■ GIVEN TASK
The records below must be retyped exactly.

■ RECORD SET
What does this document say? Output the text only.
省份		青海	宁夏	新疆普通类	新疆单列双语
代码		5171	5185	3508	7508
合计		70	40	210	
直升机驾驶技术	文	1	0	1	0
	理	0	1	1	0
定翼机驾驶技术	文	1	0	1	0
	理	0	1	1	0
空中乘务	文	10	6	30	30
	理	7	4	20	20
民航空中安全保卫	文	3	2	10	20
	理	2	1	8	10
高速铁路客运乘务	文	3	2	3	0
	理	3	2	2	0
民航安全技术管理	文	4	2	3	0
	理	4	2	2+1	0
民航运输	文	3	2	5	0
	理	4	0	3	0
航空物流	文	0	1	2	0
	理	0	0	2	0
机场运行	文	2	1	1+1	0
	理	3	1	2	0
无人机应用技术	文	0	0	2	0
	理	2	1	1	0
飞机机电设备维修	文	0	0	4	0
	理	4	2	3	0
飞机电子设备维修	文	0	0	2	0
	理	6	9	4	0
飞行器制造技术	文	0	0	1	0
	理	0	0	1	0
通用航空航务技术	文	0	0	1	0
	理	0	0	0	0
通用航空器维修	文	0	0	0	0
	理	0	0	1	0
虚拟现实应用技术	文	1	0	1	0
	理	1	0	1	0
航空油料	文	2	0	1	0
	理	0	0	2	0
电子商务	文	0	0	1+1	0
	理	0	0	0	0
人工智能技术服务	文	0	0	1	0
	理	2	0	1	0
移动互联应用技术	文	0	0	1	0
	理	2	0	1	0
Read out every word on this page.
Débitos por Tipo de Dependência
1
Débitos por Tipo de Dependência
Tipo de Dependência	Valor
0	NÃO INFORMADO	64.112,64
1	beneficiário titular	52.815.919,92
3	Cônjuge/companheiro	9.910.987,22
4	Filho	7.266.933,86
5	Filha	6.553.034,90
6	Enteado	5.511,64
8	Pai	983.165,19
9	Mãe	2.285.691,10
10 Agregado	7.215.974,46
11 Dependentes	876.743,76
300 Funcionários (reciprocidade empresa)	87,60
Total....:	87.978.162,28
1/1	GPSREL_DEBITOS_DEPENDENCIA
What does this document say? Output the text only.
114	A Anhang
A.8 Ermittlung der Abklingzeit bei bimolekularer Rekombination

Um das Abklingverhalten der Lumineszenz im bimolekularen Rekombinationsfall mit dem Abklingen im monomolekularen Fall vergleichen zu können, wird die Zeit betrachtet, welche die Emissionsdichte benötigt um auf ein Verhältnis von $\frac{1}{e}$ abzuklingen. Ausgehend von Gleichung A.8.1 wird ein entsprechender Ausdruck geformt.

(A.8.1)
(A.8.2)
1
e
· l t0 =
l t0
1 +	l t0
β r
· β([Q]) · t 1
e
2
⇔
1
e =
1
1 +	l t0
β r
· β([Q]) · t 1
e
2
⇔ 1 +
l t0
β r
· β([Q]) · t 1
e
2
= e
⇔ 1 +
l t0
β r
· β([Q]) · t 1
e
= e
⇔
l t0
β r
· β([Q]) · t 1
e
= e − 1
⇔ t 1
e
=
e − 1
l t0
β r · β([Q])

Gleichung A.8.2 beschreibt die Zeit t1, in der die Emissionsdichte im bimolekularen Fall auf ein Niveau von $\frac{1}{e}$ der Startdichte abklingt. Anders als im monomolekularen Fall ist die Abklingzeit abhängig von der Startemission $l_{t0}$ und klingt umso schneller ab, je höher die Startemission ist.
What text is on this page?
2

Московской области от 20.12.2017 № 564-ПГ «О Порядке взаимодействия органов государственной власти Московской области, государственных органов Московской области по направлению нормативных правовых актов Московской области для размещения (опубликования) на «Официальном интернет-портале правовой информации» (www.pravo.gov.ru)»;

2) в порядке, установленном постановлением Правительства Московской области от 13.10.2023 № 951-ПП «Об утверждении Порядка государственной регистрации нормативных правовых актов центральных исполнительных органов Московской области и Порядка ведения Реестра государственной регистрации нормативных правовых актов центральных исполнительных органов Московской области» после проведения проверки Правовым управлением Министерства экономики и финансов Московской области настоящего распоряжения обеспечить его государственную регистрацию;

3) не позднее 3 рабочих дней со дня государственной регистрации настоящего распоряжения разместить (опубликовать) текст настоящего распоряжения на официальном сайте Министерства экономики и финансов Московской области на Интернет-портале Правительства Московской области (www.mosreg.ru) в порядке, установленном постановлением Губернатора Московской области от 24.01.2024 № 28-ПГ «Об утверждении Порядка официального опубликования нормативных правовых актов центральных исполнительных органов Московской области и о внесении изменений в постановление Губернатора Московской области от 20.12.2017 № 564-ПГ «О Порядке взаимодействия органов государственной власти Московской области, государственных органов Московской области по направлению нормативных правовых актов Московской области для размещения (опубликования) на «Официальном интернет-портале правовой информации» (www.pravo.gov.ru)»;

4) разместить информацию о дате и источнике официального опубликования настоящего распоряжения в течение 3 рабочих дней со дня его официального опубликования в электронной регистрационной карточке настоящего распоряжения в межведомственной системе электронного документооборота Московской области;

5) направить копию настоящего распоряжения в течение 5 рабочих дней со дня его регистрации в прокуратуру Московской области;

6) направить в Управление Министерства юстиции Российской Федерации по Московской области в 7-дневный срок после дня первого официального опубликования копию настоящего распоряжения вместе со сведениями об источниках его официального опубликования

■ EXERCISE SOLUTION
What does this document say? Output the text only.
省份		青海	宁夏	新疆普通类	新疆单列双语
代码		5171	5185	3508	7508
合计		70	40	210	
直升机驾驶技术	文	1	0	1	0
	理	0	1	1	0
定翼机驾驶技术	文	1	0	1	0
	理	0	1	1	0
空中乘务	文	10	6	30	30
	理	7	4	20	20
民航空中安全保卫	文	3	2	10	20
	理	2	1	8	10
高速铁路客运乘务	文	3	2	3	0
	理	3	2	2	0
民航安全技术管理	文	4	2	3	0
	理	4	2	2+1	0
民航运输	文	3	2	5	0
	理	4	0	3	0
航空物流	文	0	1	2	0
	理	0	0	2	0
机场运行	文	2	1	1+1	0
	理	3	1	2	0
无人机应用技术	文	0	0	2	0
	理	2	1	1	0
飞机机电设备维修	文	0	0	4	0
	理	4	2	3	0
飞机电子设备维修	文	0	0	2	0
	理	6	9	4	0
飞行器制造技术	文	0	0	1	0
	理	0	0	1	0
通用航空航务技术	文	0	0	1	0
	理	0	0	0	0
通用航空器维修	文	0	0	0	0
	理	0	0	1	0
虚拟现实应用技术	文	1	0	1	0
	理	1	0	1	0
航空油料	文	2	0	1	0
	理	0	0	2	0
电子商务	文	0	0	1+1	0
	理	0	0	0	0
人工智能技术服务	文	0	0	1	0
	理	2	0	1	0
移动互联应用技术	文	0	0	1	0
	理	2	0	1	0
Read out every word on this page.
Débitos por Tipo de Dependência
1
Débitos por Tipo de Dependência
Tipo de Dependência	Valor
0	NÃO INFORMADO	64.112,64
1	beneficiário titular	52.815.919,92
3	Cônjuge/companheiro	9.910.987,22
4	Filho	7.266.933,86
5	Filha	6.553.034,90
6	Enteado	5.511,64
8	Pai	983.165,19
9	Mãe	2.285.691,10
10 Agregado	7.215.974,46
11 Dependentes	876.743,76
300 Funcionários (reciprocidade empresa)	87,60
Total....:	87.978.162,28
1/1	GPSREL_DEBITOS_DEPENDENCIA
What does this document say? Output the text only.
114	A Anhang
A.8 Ermittlung der Abklingzeit bei bimolekularer Rekombination

Um das Abklingverhalten der Lumineszenz im bimolekularen Rekombinationsfall mit dem Abklingen im monomolekularen Fall vergleichen zu können, wird die Zeit betrachtet, welche die Emissionsdichte benötigt um auf ein Verhältnis von $\frac{1}{e}$ abzuklingen. Ausgehend von Gleichung A.8.1 wird ein entsprechender Ausdruck geformt.

(A.8.1)
(A.8.2)
1
e
· l t0 =
l t0
1 +	l t0
β r
· β([Q]) · t 1
e
2
⇔
1
e =
1
1 +	l t0
β r
· β([Q]) · t 1
e
2
⇔ 1 +
l t0
β r
· β([Q]) · t 1
e
2
= e
⇔ 1 +
l t0
β r
· β([Q]) · t 1
e
= e
⇔
l t0
β r
· β([Q]) · t 1
e
= e − 1
⇔ t 1
e
=
e − 1
l t0
β r · β([Q])

Gleichung A.8.2 beschreibt die Zeit t1, in der die Emissionsdichte im bimolekularen Fall auf ein Niveau von $\frac{1}{e}$ der Startdichte abklingt. Anders als im monomolekularen Fall ist die Abklingzeit abhängig von der Startemission $l_{t0}$ und klingt umso schneller ab, je höher die Startemission ist.
What text is on this page?
2

Московской области от 20.12.2017 № 564-ПГ «О Порядке взаимодействия органов государственной власти Московской области, государственных органов Московской области по направлению нормативных правовых актов Московской области для размещения (опубликования) на «Официальном интернет-портале правовой информации» (www.pravo.gov.ru)»;

2) в порядке, установленном постановлением Правительства Московской области от 13.10.2023 № 951-ПП «Об утверждении Порядка государственной регистрации нормативных правовых актов центральных исполнительных органов Московской области и Порядка ведения Реестра государственной регистрации нормативных правовых актов центральных исполнительных органов Московской области» после проведения проверки Правовым управлением Министерства экономики и финансов Московской области настоящего распоряжения обеспечить его государственную регистрацию;

3) не позднее 3 рабочих дней со дня государственной регистрации настоящего распоряжения разместить (опубликовать) текст настоящего распоряжения на официальном сайте Министерства экономики и финансов Московской области на Интернет-портале Правительства Московской области (www.mosreg.ru) в порядке, установленном постановлением Губернатора Московской области от 24.01.2024 № 28-ПГ «Об утверждении Порядка официального опубликования нормативных правовых актов центральных исполнительных органов Московской области и о внесении изменений в постановление Губернатора Московской области от 20.12.2017 № 564-ПГ «О Порядке взаимодействия органов государственной власти Московской области, государственных органов Московской области по направлению нормативных правовых актов Московской области для размещения (опубликования) на «Официальном интернет-портале правовой информации» (www.pravo.gov.ru)»;

4) разместить информацию о дате и источнике официального опубликования настоящего распоряжения в течение 3 рабочих дней со дня его официального опубликования в электронной регистрационной карточке настоящего распоряжения в межведомственной системе электронного документооборота Московской области;

5) направить копию настоящего распоряжения в течение 5 рабочих дней со дня его регистрации в прокуратуру Московской области;

6) направить в Управление Министерства юстиции Российской Федерации по Московской области в 7-дневный срок после дня первого официального опубликования копию настоящего распоряжения вместе со сведениями об источниках его официального опубликования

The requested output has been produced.